INPUT RECORDS:
┄┄┄┄┄┄
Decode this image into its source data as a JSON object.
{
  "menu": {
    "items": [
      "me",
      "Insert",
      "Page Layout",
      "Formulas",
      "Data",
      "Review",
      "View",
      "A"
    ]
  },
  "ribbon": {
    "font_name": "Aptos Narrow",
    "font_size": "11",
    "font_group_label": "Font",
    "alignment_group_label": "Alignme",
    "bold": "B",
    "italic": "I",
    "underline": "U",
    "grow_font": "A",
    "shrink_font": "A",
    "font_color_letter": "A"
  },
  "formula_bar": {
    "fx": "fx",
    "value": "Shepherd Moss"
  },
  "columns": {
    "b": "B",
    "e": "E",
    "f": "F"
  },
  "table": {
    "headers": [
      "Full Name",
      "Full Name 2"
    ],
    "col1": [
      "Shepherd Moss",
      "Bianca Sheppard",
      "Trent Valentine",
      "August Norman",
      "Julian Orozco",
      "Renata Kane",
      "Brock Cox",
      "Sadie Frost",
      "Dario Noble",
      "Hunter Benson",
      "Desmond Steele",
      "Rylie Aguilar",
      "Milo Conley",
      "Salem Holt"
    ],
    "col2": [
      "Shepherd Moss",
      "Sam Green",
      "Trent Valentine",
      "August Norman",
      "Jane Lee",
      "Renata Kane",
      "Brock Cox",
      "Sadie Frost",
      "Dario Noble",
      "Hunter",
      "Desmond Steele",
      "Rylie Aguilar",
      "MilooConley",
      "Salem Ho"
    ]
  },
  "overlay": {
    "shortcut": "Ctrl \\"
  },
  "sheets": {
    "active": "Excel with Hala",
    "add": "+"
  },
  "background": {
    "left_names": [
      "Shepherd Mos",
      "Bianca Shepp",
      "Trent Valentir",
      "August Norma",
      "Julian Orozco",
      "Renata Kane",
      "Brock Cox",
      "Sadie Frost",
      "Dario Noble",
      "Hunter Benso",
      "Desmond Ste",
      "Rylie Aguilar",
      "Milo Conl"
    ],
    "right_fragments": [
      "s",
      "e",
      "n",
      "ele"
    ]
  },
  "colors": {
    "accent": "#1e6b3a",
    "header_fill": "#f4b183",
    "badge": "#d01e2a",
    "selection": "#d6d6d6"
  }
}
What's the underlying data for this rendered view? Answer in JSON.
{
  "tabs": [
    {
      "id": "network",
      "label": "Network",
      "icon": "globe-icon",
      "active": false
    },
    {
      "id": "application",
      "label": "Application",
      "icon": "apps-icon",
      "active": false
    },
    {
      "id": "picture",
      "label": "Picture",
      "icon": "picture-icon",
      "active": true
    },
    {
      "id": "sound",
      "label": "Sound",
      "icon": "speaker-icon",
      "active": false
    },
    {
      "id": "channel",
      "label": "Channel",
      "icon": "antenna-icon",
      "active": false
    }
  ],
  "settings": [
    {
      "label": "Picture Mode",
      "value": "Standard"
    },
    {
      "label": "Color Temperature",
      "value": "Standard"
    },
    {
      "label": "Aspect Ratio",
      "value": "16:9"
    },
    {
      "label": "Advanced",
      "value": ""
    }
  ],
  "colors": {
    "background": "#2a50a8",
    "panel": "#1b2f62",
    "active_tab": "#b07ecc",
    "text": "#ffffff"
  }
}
┄┄┄┄┄┄
AIM OF THE TASK:
Out of the preceding entries, pull every line containing the string "JSON".

ANSWER:
Decode this image into its source data as a JSON object.
What's the underlying data for this rendered view? Answer in JSON.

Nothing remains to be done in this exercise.